>>>

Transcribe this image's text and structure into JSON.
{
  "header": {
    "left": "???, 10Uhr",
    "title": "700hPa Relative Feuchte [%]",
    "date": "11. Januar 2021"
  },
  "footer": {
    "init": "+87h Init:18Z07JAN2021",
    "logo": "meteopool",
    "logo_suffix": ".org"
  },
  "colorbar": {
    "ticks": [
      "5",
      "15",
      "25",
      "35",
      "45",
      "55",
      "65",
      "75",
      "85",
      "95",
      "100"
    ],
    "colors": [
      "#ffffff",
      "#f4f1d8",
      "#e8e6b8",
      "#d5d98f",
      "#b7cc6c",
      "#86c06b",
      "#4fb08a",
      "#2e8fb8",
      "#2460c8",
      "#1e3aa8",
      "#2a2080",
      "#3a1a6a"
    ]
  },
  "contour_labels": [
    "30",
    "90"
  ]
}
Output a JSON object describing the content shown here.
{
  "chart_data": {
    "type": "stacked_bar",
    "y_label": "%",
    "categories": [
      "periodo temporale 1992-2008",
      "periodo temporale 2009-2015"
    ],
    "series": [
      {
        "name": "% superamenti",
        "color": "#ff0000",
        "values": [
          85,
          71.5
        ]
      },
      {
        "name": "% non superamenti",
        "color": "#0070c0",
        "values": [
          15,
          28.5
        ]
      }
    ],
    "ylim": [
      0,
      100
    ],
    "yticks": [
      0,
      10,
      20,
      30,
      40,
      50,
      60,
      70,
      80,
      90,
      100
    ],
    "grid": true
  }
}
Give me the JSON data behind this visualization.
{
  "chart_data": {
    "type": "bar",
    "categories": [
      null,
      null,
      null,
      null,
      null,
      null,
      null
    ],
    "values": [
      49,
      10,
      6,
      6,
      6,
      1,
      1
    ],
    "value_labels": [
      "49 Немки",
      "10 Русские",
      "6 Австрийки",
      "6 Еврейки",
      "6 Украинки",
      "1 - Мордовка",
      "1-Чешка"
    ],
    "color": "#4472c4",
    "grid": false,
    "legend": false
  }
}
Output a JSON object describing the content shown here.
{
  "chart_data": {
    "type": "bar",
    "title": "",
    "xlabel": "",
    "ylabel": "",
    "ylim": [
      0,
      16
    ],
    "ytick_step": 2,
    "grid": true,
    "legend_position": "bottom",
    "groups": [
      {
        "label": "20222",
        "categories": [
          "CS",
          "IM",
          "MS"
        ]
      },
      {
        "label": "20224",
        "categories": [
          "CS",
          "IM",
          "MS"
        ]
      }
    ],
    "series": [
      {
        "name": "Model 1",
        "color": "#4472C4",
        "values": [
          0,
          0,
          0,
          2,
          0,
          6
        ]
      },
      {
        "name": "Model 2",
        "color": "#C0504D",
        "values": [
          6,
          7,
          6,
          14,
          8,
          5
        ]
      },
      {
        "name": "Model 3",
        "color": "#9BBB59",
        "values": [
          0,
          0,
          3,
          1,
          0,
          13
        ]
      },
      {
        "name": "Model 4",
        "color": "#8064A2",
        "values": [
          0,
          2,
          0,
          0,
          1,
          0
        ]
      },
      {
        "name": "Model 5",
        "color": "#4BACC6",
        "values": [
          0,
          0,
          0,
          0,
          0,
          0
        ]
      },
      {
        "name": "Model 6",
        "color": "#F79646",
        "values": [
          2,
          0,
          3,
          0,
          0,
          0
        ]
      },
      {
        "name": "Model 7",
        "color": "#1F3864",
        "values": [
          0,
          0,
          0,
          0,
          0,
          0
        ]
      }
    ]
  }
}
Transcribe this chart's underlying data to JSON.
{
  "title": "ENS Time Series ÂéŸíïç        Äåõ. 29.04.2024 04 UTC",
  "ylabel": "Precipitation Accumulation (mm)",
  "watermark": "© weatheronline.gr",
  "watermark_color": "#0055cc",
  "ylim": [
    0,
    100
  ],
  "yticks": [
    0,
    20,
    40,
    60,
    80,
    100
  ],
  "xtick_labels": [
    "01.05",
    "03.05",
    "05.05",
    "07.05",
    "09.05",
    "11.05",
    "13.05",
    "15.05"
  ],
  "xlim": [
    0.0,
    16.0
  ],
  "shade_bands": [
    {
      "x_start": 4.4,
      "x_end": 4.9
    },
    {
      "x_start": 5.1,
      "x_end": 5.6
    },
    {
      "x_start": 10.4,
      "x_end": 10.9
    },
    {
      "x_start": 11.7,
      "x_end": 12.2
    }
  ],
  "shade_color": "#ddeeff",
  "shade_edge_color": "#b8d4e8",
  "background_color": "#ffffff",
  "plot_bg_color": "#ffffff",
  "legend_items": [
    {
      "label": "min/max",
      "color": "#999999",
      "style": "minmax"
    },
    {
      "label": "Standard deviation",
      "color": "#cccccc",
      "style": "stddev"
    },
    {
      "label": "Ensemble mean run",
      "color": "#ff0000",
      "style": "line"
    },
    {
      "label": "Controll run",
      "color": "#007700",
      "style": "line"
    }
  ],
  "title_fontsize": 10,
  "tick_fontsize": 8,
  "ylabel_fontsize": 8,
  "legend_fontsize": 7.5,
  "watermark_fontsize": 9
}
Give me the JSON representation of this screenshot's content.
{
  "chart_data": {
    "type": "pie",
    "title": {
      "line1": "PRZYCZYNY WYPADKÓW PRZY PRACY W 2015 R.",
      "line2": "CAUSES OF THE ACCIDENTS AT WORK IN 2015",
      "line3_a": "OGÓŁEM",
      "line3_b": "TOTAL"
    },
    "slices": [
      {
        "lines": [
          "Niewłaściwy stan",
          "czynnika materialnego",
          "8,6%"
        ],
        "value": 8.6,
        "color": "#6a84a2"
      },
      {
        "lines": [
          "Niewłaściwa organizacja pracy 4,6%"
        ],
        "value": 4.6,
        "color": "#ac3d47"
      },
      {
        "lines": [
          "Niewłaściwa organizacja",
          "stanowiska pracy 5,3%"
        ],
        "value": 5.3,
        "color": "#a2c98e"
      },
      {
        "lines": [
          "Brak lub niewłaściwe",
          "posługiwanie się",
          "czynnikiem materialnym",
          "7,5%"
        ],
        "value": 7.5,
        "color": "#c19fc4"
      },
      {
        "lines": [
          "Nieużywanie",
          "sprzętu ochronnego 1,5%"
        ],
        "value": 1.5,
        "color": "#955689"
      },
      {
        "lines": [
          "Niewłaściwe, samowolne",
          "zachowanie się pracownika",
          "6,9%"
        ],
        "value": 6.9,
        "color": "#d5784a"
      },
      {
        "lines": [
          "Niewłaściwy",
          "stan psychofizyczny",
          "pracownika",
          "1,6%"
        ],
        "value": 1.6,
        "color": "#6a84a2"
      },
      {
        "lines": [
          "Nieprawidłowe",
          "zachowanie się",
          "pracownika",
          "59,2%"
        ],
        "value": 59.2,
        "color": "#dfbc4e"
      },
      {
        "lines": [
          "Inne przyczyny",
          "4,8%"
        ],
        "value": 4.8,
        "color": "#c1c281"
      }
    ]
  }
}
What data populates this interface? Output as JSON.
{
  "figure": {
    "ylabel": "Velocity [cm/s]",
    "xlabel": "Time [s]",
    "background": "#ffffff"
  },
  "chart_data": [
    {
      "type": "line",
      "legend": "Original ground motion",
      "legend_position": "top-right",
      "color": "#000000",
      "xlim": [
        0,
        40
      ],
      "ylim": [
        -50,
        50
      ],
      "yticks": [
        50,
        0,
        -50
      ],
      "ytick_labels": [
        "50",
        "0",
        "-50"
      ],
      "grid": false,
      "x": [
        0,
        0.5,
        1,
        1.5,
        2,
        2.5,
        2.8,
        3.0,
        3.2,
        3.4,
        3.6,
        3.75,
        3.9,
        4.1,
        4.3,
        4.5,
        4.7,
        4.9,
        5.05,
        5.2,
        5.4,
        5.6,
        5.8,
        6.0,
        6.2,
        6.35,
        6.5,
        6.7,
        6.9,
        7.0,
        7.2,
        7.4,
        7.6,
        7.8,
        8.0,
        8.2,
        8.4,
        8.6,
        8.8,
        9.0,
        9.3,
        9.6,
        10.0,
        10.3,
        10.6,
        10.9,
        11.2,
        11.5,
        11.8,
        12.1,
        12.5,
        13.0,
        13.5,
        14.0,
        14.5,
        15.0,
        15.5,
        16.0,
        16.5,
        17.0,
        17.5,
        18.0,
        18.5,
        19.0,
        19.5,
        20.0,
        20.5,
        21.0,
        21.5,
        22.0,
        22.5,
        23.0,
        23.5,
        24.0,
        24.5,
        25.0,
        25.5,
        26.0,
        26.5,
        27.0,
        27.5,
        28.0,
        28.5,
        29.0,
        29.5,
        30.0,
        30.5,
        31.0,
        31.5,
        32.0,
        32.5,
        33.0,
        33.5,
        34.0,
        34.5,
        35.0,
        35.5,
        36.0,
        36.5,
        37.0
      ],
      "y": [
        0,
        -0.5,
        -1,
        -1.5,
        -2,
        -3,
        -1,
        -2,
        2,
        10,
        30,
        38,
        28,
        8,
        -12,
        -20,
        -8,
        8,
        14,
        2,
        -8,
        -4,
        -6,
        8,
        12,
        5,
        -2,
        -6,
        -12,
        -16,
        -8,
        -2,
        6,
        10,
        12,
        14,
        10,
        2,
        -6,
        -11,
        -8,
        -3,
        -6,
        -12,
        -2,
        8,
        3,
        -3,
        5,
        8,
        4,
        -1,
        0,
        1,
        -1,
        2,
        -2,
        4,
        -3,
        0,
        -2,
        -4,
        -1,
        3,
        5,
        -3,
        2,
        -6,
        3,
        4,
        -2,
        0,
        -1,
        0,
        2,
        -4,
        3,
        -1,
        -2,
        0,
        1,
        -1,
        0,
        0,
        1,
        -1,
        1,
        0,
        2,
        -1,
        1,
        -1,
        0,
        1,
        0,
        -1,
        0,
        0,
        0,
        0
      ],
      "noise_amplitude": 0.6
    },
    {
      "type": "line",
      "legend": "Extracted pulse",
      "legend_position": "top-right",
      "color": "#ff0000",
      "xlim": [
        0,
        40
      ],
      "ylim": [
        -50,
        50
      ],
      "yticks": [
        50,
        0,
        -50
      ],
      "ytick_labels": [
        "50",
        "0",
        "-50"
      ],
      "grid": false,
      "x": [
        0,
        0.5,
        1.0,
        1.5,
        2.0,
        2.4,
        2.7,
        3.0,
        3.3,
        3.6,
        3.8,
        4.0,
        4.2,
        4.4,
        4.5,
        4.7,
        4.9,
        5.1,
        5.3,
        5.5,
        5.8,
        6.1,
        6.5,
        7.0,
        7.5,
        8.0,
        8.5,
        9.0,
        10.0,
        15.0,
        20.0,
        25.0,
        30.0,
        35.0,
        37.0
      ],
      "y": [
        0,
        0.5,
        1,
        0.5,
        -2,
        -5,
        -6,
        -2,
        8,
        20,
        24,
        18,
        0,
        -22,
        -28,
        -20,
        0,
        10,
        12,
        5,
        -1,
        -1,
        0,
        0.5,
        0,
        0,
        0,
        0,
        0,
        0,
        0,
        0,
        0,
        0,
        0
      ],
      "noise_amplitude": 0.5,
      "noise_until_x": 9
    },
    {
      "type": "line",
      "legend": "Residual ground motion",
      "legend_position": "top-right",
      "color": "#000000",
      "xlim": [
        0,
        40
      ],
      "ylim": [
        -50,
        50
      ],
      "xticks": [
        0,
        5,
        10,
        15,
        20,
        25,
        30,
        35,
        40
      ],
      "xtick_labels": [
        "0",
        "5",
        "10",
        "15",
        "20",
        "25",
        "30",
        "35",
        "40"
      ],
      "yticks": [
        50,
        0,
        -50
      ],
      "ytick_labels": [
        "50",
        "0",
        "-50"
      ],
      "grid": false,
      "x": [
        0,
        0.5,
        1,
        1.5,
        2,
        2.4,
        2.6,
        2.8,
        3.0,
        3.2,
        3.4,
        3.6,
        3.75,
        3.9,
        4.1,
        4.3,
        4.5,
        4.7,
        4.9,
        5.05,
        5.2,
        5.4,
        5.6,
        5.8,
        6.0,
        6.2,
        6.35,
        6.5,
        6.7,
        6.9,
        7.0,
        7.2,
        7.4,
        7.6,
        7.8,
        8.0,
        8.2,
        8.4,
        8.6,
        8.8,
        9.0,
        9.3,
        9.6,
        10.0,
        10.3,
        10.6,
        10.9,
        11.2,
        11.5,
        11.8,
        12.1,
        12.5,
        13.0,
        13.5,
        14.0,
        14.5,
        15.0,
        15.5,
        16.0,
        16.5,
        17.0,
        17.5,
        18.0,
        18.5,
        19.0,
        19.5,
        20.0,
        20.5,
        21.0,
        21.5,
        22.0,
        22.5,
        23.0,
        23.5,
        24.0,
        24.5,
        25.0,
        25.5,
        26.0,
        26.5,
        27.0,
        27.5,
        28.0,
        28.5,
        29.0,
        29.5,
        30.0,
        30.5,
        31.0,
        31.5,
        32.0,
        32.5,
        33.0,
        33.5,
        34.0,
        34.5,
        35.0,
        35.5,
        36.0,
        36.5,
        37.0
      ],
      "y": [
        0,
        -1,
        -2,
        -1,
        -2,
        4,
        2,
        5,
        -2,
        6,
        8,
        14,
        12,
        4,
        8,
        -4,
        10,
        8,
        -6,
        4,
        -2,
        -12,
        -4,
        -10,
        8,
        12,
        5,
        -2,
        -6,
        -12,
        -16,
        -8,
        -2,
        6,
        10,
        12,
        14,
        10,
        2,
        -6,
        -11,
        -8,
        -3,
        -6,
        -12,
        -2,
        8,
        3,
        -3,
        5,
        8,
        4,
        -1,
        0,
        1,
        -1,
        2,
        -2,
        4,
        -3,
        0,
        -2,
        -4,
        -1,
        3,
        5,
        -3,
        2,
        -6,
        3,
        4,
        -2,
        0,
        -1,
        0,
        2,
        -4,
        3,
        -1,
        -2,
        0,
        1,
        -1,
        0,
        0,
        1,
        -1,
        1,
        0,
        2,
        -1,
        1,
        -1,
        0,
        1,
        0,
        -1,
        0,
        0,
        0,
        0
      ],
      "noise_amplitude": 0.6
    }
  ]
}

<<<

Identify each line in the records above containing the word "Give"; copy those lines.

Give me the JSON data behind this visualization.
Give me the JSON representation of this screenshot's content.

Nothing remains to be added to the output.